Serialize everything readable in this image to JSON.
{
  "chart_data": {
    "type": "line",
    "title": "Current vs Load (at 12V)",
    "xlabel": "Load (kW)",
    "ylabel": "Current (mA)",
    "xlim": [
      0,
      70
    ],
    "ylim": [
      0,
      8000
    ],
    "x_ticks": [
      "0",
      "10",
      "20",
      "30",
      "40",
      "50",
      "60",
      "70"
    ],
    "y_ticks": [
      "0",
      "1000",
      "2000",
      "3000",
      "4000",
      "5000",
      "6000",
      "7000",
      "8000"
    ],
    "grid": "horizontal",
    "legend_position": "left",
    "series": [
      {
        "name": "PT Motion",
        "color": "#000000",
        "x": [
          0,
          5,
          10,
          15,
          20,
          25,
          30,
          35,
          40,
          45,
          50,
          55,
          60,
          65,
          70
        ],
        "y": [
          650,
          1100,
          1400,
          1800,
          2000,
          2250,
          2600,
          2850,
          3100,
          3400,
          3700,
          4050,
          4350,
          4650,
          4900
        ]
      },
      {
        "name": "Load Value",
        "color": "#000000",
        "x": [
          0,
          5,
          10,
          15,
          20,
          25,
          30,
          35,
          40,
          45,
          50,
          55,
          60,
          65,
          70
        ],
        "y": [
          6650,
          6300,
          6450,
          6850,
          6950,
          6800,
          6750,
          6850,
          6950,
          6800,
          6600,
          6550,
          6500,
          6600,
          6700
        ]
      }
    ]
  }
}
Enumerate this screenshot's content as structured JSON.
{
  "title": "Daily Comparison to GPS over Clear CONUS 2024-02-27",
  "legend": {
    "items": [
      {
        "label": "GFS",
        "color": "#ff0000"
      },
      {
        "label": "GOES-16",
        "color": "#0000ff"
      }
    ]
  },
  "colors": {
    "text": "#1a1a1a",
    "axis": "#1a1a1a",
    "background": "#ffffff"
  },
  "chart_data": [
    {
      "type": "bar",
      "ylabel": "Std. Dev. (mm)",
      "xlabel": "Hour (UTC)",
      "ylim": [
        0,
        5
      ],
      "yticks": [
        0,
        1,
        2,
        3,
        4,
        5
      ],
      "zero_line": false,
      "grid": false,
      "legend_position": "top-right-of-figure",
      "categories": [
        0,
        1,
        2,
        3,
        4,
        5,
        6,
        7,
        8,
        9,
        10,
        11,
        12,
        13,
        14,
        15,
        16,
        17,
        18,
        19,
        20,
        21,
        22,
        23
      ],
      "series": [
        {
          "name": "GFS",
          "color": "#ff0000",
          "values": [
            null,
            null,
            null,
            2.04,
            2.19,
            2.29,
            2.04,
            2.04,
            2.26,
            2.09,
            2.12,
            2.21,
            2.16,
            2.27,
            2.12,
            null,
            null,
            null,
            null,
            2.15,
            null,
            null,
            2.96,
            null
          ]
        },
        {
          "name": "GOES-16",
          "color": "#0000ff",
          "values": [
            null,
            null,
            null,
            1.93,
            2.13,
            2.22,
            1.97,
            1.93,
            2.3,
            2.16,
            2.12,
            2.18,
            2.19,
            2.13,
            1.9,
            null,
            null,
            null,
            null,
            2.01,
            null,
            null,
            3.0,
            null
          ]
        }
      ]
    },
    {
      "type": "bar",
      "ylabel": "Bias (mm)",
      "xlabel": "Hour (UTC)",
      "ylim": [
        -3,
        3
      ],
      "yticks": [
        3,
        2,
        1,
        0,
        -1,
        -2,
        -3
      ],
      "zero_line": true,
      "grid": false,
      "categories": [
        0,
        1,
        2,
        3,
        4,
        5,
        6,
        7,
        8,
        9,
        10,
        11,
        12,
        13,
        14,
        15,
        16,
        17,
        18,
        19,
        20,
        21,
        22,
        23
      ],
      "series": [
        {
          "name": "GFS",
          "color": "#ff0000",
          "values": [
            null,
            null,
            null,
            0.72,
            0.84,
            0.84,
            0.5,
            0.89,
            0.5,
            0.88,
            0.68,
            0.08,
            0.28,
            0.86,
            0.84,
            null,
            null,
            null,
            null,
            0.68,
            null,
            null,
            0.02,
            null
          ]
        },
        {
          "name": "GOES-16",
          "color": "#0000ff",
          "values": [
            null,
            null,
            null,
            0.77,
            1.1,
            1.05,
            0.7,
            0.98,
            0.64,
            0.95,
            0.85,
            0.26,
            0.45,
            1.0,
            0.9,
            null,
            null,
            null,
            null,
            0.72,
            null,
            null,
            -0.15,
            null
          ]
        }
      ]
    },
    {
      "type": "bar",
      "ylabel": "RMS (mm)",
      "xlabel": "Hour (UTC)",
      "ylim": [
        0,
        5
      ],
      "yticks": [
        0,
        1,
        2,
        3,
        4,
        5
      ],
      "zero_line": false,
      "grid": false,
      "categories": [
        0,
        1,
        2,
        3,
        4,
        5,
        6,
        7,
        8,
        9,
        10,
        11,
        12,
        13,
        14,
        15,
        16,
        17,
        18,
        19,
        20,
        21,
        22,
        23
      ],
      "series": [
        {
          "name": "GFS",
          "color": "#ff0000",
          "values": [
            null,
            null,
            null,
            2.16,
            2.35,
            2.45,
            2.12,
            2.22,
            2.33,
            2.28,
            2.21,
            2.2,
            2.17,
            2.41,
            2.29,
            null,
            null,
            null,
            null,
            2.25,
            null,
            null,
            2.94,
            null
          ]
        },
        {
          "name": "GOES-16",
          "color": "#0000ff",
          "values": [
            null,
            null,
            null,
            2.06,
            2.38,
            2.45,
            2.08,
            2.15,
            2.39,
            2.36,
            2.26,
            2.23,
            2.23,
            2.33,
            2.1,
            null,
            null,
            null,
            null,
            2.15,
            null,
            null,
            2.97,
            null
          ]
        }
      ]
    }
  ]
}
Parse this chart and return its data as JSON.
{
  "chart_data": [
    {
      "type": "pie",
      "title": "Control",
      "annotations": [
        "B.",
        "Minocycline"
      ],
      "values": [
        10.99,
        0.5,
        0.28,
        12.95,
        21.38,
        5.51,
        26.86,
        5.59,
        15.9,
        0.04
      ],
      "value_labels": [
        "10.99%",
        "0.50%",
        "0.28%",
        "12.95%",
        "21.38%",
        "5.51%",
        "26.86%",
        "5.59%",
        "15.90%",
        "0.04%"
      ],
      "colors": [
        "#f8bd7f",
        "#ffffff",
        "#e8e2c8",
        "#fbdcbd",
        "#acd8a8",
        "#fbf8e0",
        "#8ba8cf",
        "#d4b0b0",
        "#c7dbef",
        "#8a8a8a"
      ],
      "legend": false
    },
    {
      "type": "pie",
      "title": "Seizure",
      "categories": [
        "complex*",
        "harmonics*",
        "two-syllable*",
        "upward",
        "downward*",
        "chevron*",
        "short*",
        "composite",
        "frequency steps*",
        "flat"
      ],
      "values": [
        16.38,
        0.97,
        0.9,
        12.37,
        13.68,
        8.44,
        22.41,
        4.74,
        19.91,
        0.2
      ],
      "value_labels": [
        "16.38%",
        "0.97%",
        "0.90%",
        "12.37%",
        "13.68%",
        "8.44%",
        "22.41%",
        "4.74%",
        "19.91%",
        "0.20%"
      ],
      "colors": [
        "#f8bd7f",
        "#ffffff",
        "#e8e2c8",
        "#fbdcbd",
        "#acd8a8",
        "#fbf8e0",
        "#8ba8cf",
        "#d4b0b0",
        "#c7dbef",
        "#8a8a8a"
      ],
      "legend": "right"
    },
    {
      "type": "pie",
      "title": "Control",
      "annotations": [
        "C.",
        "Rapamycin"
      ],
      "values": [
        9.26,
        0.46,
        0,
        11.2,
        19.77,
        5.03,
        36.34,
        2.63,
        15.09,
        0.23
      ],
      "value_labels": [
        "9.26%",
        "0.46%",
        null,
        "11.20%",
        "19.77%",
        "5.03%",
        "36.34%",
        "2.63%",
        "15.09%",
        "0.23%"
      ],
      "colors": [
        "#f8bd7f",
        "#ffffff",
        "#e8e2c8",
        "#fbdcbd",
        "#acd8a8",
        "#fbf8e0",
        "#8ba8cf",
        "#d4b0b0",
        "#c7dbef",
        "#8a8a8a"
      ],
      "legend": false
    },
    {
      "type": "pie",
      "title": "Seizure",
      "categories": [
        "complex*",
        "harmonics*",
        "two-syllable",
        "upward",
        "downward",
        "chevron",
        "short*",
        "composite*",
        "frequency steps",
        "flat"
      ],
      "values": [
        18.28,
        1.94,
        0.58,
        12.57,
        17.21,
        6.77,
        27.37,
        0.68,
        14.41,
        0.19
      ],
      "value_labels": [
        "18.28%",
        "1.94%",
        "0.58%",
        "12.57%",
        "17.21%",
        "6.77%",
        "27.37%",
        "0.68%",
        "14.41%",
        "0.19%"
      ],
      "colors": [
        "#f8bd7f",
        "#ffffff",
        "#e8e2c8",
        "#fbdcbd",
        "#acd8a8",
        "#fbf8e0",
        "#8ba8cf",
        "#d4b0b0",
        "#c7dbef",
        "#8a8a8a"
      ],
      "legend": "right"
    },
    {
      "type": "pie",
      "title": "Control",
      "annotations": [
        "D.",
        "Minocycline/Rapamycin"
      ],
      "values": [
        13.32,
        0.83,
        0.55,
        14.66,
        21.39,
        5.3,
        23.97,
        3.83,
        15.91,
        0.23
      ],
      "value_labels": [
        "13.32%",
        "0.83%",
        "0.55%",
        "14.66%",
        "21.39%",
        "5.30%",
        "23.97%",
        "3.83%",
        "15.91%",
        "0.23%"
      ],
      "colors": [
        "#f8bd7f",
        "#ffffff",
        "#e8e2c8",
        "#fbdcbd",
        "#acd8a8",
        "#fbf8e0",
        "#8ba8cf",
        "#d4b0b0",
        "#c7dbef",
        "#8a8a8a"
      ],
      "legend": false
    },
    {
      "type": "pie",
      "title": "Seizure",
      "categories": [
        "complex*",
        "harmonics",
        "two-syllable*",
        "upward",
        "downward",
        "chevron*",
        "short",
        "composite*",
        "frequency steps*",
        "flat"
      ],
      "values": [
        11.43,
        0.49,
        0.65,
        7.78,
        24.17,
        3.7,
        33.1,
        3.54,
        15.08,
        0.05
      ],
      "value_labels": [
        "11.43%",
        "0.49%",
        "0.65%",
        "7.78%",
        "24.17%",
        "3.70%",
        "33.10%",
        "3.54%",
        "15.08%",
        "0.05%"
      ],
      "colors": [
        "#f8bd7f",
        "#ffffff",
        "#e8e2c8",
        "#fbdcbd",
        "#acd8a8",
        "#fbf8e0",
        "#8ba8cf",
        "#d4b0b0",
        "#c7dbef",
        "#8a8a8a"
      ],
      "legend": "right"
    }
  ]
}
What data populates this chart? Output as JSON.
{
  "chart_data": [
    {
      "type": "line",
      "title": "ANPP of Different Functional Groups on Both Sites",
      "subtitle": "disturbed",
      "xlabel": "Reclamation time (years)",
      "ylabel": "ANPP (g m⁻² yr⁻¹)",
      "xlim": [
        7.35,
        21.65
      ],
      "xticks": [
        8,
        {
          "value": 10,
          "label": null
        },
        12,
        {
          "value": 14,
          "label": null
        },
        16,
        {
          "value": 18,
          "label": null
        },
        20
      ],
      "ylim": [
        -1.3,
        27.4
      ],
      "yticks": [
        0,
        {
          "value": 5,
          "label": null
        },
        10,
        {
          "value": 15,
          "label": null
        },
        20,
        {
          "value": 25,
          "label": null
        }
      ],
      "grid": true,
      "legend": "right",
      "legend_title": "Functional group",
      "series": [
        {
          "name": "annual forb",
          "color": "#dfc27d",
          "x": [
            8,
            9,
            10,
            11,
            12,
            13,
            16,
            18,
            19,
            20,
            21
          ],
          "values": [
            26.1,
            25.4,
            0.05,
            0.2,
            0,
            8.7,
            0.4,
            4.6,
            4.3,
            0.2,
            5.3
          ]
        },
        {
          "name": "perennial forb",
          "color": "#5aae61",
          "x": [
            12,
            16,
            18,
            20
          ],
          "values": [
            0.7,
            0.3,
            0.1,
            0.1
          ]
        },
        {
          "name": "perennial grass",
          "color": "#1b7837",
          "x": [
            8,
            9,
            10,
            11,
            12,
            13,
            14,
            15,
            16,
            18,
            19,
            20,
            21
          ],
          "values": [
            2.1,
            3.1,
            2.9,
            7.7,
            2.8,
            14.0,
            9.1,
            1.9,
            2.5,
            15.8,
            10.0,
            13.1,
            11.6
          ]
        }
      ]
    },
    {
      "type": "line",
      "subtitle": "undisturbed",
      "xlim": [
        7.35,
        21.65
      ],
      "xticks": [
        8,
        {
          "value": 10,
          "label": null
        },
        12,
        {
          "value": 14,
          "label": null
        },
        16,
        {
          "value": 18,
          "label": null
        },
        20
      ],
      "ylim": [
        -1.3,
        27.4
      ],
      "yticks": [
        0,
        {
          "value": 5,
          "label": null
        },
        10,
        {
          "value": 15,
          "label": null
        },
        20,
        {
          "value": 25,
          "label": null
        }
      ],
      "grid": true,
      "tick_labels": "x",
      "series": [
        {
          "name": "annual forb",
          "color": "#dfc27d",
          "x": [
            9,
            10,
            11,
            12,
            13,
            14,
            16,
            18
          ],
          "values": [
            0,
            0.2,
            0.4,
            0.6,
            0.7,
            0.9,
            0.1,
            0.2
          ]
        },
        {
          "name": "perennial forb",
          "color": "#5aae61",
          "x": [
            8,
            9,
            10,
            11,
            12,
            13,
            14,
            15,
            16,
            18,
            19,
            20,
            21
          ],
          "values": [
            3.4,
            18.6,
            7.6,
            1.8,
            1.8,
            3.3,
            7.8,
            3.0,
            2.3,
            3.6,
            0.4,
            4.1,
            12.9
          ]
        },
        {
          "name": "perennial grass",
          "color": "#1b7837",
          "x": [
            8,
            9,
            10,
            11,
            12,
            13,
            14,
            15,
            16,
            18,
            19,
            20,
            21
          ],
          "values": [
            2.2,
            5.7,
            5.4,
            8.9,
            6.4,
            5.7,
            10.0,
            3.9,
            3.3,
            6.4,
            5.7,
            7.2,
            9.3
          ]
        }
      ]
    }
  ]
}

● **GOAL**
Copy out all lines from the material above that contain the string "subtitle".

● **OUTPUT BELOW**
      "subtitle": "disturbed",
      "subtitle": "undisturbed",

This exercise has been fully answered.